● Given request: Copy every entry word for word, but skip the pictures.

● Entries:
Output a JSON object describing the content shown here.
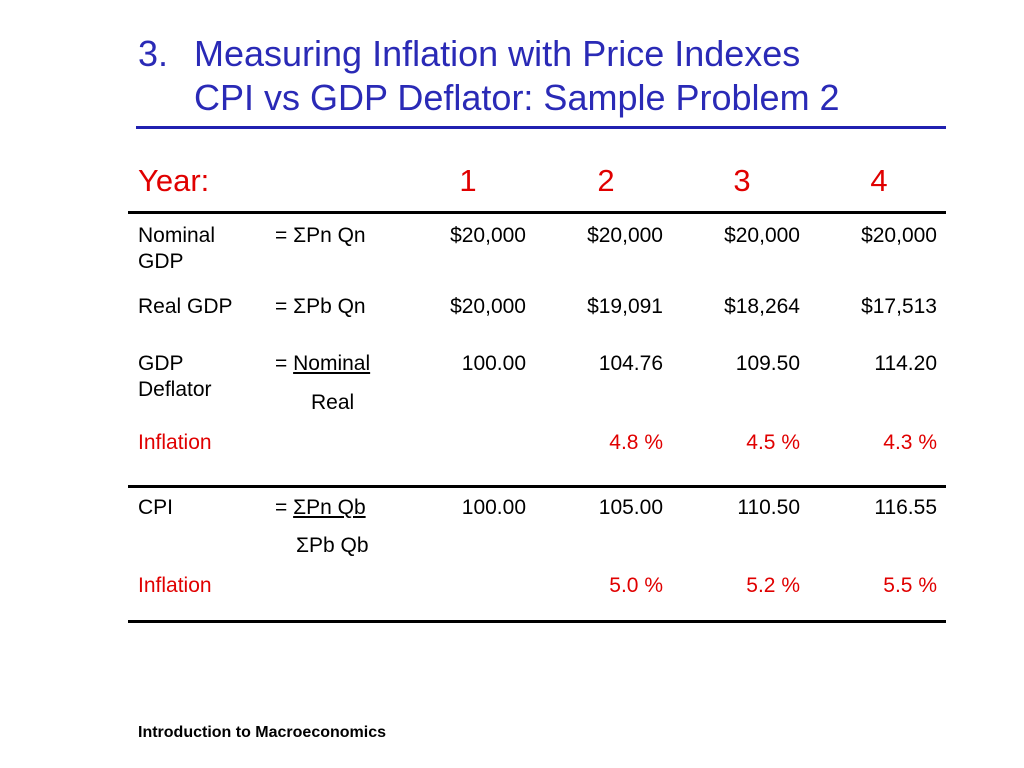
{
  "title": {
    "number": "3.",
    "line1": "Measuring Inflation with Price Indexes",
    "line2": "CPI vs GDP Deflator: Sample Problem 2"
  },
  "year_row": {
    "label": "Year:",
    "years": [
      "1",
      "2",
      "3",
      "4"
    ]
  },
  "rows": {
    "nominal_gdp": {
      "label_line1": "Nominal",
      "label_line2": "GDP",
      "formula": "= ΣPn Qn",
      "values": [
        "$20,000",
        "$20,000",
        "$20,000",
        "$20,000"
      ]
    },
    "real_gdp": {
      "label": "Real GDP",
      "formula": "= ΣPb Qn",
      "values": [
        "$20,000",
        "$19,091",
        "$18,264",
        "$17,513"
      ]
    },
    "gdp_deflator": {
      "label_line1": "GDP",
      "label_line2": "Deflator",
      "formula_eq": "=",
      "formula_numerator": "Nominal",
      "formula_denominator": "Real",
      "values": [
        "100.00",
        "104.76",
        "109.50",
        "114.20"
      ]
    },
    "deflator_inflation": {
      "label": "Inflation",
      "values": [
        "",
        "4.8 %",
        "4.5 %",
        "4.3 %"
      ]
    },
    "cpi": {
      "label": "CPI",
      "formula_eq": "=",
      "formula_numerator": "ΣPn Qb",
      "formula_denominator": "ΣPb Qb",
      "values": [
        "100.00",
        "105.00",
        "110.50",
        "116.55"
      ]
    },
    "cpi_inflation": {
      "label": "Inflation",
      "values": [
        "",
        "5.0 %",
        "5.2 %",
        "5.5 %"
      ]
    }
  },
  "footer": "Introduction to Macroeconomics"
}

● Reply to the task:
Output a JSON object describing the content shown here.
{
  "title": {
    "number": "3.",
    "line1": "Measuring Inflation with Price Indexes",
    "line2": "CPI vs GDP Deflator: Sample Problem 2"
  },
  "year_row": {
    "label": "Year:",
    "years": [
      "1",
      "2",
      "3",
      "4"
    ]
  },
  "rows": {
    "nominal_gdp": {
      "label_line1": "Nominal",
      "label_line2": "GDP",
      "formula": "= ΣPn Qn",
      "values": [
        "$20,000",
        "$20,000",
        "$20,000",
        "$20,000"
      ]
    },
    "real_gdp": {
      "label": "Real GDP",
      "formula": "= ΣPb Qn",
      "values": [
        "$20,000",
        "$19,091",
        "$18,264",
        "$17,513"
      ]
    },
    "gdp_deflator": {
      "label_line1": "GDP",
      "label_line2": "Deflator",
      "formula_eq": "=",
      "formula_numerator": "Nominal",
      "formula_denominator": "Real",
      "values": [
        "100.00",
        "104.76",
        "109.50",
        "114.20"
      ]
    },
    "deflator_inflation": {
      "label": "Inflation",
      "values": [
        "",
        "4.8 %",
        "4.5 %",
        "4.3 %"
      ]
    },
    "cpi": {
      "label": "CPI",
      "formula_eq": "=",
      "formula_numerator": "ΣPn Qb",
      "formula_denominator": "ΣPb Qb",
      "values": [
        "100.00",
        "105.00",
        "110.50",
        "116.55"
      ]
    },
    "cpi_inflation": {
      "label": "Inflation",
      "values": [
        "",
        "5.0 %",
        "5.2 %",
        "5.5 %"
      ]
    }
  },
  "footer": "Introduction to Macroeconomics"
}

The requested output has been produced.